• **What is expected**
Exactly reproduce the lines that follow.

## BEGIN Listing

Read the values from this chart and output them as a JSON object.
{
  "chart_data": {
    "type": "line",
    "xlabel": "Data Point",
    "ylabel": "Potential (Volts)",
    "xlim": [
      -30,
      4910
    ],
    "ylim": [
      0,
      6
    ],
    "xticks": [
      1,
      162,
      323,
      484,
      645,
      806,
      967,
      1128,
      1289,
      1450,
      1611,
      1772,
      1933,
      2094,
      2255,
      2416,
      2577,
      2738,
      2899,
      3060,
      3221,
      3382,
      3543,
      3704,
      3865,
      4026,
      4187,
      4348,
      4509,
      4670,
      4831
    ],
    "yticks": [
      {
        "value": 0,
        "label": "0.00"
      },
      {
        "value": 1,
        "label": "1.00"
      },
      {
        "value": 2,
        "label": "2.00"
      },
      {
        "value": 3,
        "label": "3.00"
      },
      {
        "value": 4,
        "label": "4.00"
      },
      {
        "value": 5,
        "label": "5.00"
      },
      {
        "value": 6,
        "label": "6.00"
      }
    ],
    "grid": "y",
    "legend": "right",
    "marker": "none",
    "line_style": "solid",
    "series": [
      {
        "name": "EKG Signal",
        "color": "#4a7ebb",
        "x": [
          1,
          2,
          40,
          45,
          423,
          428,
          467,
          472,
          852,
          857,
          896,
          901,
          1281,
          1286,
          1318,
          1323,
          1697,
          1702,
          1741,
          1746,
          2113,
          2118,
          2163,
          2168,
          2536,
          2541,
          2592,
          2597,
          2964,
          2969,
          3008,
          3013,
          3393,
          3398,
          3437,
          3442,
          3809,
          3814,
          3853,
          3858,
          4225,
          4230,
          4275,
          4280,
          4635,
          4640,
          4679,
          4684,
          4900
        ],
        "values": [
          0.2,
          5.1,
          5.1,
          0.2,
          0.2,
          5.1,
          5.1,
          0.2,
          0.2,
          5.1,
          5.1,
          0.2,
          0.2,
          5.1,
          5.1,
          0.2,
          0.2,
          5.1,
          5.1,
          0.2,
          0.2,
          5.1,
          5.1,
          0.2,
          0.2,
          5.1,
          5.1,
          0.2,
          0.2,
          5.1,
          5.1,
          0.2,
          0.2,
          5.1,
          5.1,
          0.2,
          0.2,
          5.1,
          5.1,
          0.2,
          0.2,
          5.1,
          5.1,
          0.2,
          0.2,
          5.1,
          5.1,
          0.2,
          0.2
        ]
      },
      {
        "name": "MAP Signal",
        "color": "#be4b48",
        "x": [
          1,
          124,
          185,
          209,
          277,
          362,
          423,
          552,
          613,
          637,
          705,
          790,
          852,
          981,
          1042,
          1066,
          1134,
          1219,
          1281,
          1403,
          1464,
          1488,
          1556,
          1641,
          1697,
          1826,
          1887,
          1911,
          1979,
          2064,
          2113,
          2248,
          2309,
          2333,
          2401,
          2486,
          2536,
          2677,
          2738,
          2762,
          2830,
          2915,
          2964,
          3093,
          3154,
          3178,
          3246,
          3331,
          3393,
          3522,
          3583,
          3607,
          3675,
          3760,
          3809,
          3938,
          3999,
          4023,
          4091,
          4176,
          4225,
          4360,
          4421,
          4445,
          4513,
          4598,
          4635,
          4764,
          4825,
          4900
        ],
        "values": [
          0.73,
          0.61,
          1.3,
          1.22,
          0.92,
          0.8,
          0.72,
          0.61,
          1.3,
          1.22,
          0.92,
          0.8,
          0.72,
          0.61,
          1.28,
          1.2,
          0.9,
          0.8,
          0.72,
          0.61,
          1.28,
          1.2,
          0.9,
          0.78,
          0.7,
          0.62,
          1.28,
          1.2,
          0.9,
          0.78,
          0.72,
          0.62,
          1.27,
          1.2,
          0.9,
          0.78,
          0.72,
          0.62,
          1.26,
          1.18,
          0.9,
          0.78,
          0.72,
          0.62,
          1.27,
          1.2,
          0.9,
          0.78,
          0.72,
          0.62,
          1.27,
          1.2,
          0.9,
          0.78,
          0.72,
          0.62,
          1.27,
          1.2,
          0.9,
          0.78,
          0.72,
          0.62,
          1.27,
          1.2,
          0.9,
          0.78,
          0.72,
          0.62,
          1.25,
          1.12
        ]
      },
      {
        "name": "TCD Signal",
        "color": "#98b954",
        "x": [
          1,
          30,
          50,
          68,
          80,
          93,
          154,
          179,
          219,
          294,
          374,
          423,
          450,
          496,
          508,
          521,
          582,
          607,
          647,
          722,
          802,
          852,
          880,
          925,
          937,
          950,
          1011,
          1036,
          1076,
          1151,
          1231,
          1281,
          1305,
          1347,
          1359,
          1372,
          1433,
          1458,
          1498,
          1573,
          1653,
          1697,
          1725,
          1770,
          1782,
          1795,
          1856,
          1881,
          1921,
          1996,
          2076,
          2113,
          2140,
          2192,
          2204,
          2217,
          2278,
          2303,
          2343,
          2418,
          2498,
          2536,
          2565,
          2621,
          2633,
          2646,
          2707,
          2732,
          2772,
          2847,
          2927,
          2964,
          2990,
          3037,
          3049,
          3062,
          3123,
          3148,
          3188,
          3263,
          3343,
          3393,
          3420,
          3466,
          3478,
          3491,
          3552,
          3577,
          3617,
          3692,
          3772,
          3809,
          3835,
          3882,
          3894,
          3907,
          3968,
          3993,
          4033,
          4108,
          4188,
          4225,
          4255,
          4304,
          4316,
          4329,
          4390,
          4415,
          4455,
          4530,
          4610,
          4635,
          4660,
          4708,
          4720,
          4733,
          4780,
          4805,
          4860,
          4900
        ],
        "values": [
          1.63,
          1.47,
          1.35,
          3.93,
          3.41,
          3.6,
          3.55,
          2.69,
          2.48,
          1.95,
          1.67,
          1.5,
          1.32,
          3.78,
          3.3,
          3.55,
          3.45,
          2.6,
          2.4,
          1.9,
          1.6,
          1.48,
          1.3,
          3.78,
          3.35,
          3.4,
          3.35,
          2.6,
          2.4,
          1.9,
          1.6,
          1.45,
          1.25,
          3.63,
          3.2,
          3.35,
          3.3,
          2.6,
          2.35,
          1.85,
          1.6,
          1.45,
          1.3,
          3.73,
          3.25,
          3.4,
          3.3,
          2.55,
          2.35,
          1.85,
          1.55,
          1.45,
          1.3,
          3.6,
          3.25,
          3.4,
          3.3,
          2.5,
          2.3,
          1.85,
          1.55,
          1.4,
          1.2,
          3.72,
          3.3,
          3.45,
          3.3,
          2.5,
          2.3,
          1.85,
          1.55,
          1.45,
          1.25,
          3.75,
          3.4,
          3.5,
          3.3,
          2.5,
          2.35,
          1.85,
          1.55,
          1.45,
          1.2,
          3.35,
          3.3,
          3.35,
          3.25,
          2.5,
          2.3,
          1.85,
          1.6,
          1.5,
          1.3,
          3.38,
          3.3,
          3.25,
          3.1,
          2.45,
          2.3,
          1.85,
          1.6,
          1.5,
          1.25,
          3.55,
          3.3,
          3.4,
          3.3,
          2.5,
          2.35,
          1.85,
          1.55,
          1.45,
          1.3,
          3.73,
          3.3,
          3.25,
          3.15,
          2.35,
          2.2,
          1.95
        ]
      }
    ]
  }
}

## END Listing

• **Output for this task**
Read the values from this chart and output them as a JSON object.
{
  "chart_data": {
    "type": "line",
    "xlabel": "Data Point",
    "ylabel": "Potential (Volts)",
    "xlim": [
      -30,
      4910
    ],
    "ylim": [
      0,
      6
    ],
    "xticks": [
      1,
      162,
      323,
      484,
      645,
      806,
      967,
      1128,
      1289,
      1450,
      1611,
      1772,
      1933,
      2094,
      2255,
      2416,
      2577,
      2738,
      2899,
      3060,
      3221,
      3382,
      3543,
      3704,
      3865,
      4026,
      4187,
      4348,
      4509,
      4670,
      4831
    ],
    "yticks": [
      {
        "value": 0,
        "label": "0.00"
      },
      {
        "value": 1,
        "label": "1.00"
      },
      {
        "value": 2,
        "label": "2.00"
      },
      {
        "value": 3,
        "label": "3.00"
      },
      {
        "value": 4,
        "label": "4.00"
      },
      {
        "value": 5,
        "label": "5.00"
      },
      {
        "value": 6,
        "label": "6.00"
      }
    ],
    "grid": "y",
    "legend": "right",
    "marker": "none",
    "line_style": "solid",
    "series": [
      {
        "name": "EKG Signal",
        "color": "#4a7ebb",
        "x": [
          1,
          2,
          40,
          45,
          423,
          428,
          467,
          472,
          852,
          857,
          896,
          901,
          1281,
          1286,
          1318,
          1323,
          1697,
          1702,
          1741,
          1746,
          2113,
          2118,
          2163,
          2168,
          2536,
          2541,
          2592,
          2597,
          2964,
          2969,
          3008,
          3013,
          3393,
          3398,
          3437,
          3442,
          3809,
          3814,
          3853,
          3858,
          4225,
          4230,
          4275,
          4280,
          4635,
          4640,
          4679,
          4684,
          4900
        ],
        "values": [
          0.2,
          5.1,
          5.1,
          0.2,
          0.2,
          5.1,
          5.1,
          0.2,
          0.2,
          5.1,
          5.1,
          0.2,
          0.2,
          5.1,
          5.1,
          0.2,
          0.2,
          5.1,
          5.1,
          0.2,
          0.2,
          5.1,
          5.1,
          0.2,
          0.2,
          5.1,
          5.1,
          0.2,
          0.2,
          5.1,
          5.1,
          0.2,
          0.2,
          5.1,
          5.1,
          0.2,
          0.2,
          5.1,
          5.1,
          0.2,
          0.2,
          5.1,
          5.1,
          0.2,
          0.2,
          5.1,
          5.1,
          0.2,
          0.2
        ]
      },
      {
        "name": "MAP Signal",
        "color": "#be4b48",
        "x": [
          1,
          124,
          185,
          209,
          277,
          362,
          423,
          552,
          613,
          637,
          705,
          790,
          852,
          981,
          1042,
          1066,
          1134,
          1219,
          1281,
          1403,
          1464,
          1488,
          1556,
          1641,
          1697,
          1826,
          1887,
          1911,
          1979,
          2064,
          2113,
          2248,
          2309,
          2333,
          2401,
          2486,
          2536,
          2677,
          2738,
          2762,
          2830,
          2915,
          2964,
          3093,
          3154,
          3178,
          3246,
          3331,
          3393,
          3522,
          3583,
          3607,
          3675,
          3760,
          3809,
          3938,
          3999,
          4023,
          4091,
          4176,
          4225,
          4360,
          4421,
          4445,
          4513,
          4598,
          4635,
          4764,
          4825,
          4900
        ],
        "values": [
          0.73,
          0.61,
          1.3,
          1.22,
          0.92,
          0.8,
          0.72,
          0.61,
          1.3,
          1.22,
          0.92,
          0.8,
          0.72,
          0.61,
          1.28,
          1.2,
          0.9,
          0.8,
          0.72,
          0.61,
          1.28,
          1.2,
          0.9,
          0.78,
          0.7,
          0.62,
          1.28,
          1.2,
          0.9,
          0.78,
          0.72,
          0.62,
          1.27,
          1.2,
          0.9,
          0.78,
          0.72,
          0.62,
          1.26,
          1.18,
          0.9,
          0.78,
          0.72,
          0.62,
          1.27,
          1.2,
          0.9,
          0.78,
          0.72,
          0.62,
          1.27,
          1.2,
          0.9,
          0.78,
          0.72,
          0.62,
          1.27,
          1.2,
          0.9,
          0.78,
          0.72,
          0.62,
          1.27,
          1.2,
          0.9,
          0.78,
          0.72,
          0.62,
          1.25,
          1.12
        ]
      },
      {
        "name": "TCD Signal",
        "color": "#98b954",
        "x": [
          1,
          30,
          50,
          68,
          80,
          93,
          154,
          179,
          219,
          294,
          374,
          423,
          450,
          496,
          508,
          521,
          582,
          607,
          647,
          722,
          802,
          852,
          880,
          925,
          937,
          950,
          1011,
          1036,
          1076,
          1151,
          1231,
          1281,
          1305,
          1347,
          1359,
          1372,
          1433,
          1458,
          1498,
          1573,
          1653,
          1697,
          1725,
          1770,
          1782,
          1795,
          1856,
          1881,
          1921,
          1996,
          2076,
          2113,
          2140,
          2192,
          2204,
          2217,
          2278,
          2303,
          2343,
          2418,
          2498,
          2536,
          2565,
          2621,
          2633,
          2646,
          2707,
          2732,
          2772,
          2847,
          2927,
          2964,
          2990,
          3037,
          3049,
          3062,
          3123,
          3148,
          3188,
          3263,
          3343,
          3393,
          3420,
          3466,
          3478,
          3491,
          3552,
          3577,
          3617,
          3692,
          3772,
          3809,
          3835,
          3882,
          3894,
          3907,
          3968,
          3993,
          4033,
          4108,
          4188,
          4225,
          4255,
          4304,
          4316,
          4329,
          4390,
          4415,
          4455,
          4530,
          4610,
          4635,
          4660,
          4708,
          4720,
          4733,
          4780,
          4805,
          4860,
          4900
        ],
        "values": [
          1.63,
          1.47,
          1.35,
          3.93,
          3.41,
          3.6,
          3.55,
          2.69,
          2.48,
          1.95,
          1.67,
          1.5,
          1.32,
          3.78,
          3.3,
          3.55,
          3.45,
          2.6,
          2.4,
          1.9,
          1.6,
          1.48,
          1.3,
          3.78,
          3.35,
          3.4,
          3.35,
          2.6,
          2.4,
          1.9,
          1.6,
          1.45,
          1.25,
          3.63,
          3.2,
          3.35,
          3.3,
          2.6,
          2.35,
          1.85,
          1.6,
          1.45,
          1.3,
          3.73,
          3.25,
          3.4,
          3.3,
          2.55,
          2.35,
          1.85,
          1.55,
          1.45,
          1.3,
          3.6,
          3.25,
          3.4,
          3.3,
          2.5,
          2.3,
          1.85,
          1.55,
          1.4,
          1.2,
          3.72,
          3.3,
          3.45,
          3.3,
          2.5,
          2.3,
          1.85,
          1.55,
          1.45,
          1.25,
          3.75,
          3.4,
          3.5,
          3.3,
          2.5,
          2.35,
          1.85,
          1.55,
          1.45,
          1.2,
          3.35,
          3.3,
          3.35,
          3.25,
          2.5,
          2.3,
          1.85,
          1.6,
          1.5,
          1.3,
          3.38,
          3.3,
          3.25,
          3.1,
          2.45,
          2.3,
          1.85,
          1.6,
          1.5,
          1.25,
          3.55,
          3.3,
          3.4,
          3.3,
          2.5,
          2.35,
          1.85,
          1.55,
          1.45,
          1.3,
          3.73,
          3.3,
          3.25,
          3.15,
          2.35,
          2.2,
          1.95
        ]
      }
    ]
  }
}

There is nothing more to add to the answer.